■ **The task**
Copy every line of the material below word for word.

■ **Items listed in a dataset**
════

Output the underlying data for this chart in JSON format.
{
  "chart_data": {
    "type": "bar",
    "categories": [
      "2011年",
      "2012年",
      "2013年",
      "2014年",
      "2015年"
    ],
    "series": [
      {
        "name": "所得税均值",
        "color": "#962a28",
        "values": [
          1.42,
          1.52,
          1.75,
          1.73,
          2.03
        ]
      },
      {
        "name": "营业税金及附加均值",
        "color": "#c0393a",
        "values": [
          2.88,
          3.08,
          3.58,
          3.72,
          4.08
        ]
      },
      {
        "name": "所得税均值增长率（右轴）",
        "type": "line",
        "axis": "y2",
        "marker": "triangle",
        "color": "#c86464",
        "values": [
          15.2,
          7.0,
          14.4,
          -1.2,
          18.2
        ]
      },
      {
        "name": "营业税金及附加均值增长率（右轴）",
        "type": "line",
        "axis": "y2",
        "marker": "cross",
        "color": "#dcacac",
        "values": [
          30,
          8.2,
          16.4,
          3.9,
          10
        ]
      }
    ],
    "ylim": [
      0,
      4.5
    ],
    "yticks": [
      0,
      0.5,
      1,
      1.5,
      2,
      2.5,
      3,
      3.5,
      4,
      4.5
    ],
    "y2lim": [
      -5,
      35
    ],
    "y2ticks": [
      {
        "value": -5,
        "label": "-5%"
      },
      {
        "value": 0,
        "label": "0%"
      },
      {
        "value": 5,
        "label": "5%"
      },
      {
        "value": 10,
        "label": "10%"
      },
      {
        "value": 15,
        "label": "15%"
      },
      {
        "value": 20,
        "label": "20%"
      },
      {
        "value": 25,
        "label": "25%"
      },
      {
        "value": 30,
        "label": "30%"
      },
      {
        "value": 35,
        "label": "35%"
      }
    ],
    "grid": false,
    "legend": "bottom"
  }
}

════

■ **Exercise solution**
Output the underlying data for this chart in JSON format.
{
  "chart_data": {
    "type": "bar",
    "categories": [
      "2011年",
      "2012年",
      "2013年",
      "2014年",
      "2015年"
    ],
    "series": [
      {
        "name": "所得税均值",
        "color": "#962a28",
        "values": [
          1.42,
          1.52,
          1.75,
          1.73,
          2.03
        ]
      },
      {
        "name": "营业税金及附加均值",
        "color": "#c0393a",
        "values": [
          2.88,
          3.08,
          3.58,
          3.72,
          4.08
        ]
      },
      {
        "name": "所得税均值增长率（右轴）",
        "type": "line",
        "axis": "y2",
        "marker": "triangle",
        "color": "#c86464",
        "values": [
          15.2,
          7.0,
          14.4,
          -1.2,
          18.2
        ]
      },
      {
        "name": "营业税金及附加均值增长率（右轴）",
        "type": "line",
        "axis": "y2",
        "marker": "cross",
        "color": "#dcacac",
        "values": [
          30,
          8.2,
          16.4,
          3.9,
          10
        ]
      }
    ],
    "ylim": [
      0,
      4.5
    ],
    "yticks": [
      0,
      0.5,
      1,
      1.5,
      2,
      2.5,
      3,
      3.5,
      4,
      4.5
    ],
    "y2lim": [
      -5,
      35
    ],
    "y2ticks": [
      {
        "value": -5,
        "label": "-5%"
      },
      {
        "value": 0,
        "label": "0%"
      },
      {
        "value": 5,
        "label": "5%"
      },
      {
        "value": 10,
        "label": "10%"
      },
      {
        "value": 15,
        "label": "15%"
      },
      {
        "value": 20,
        "label": "20%"
      },
      {
        "value": 25,
        "label": "25%"
      },
      {
        "value": 30,
        "label": "30%"
      },
      {
        "value": 35,
        "label": "35%"
      }
    ],
    "grid": false,
    "legend": "bottom"
  }
}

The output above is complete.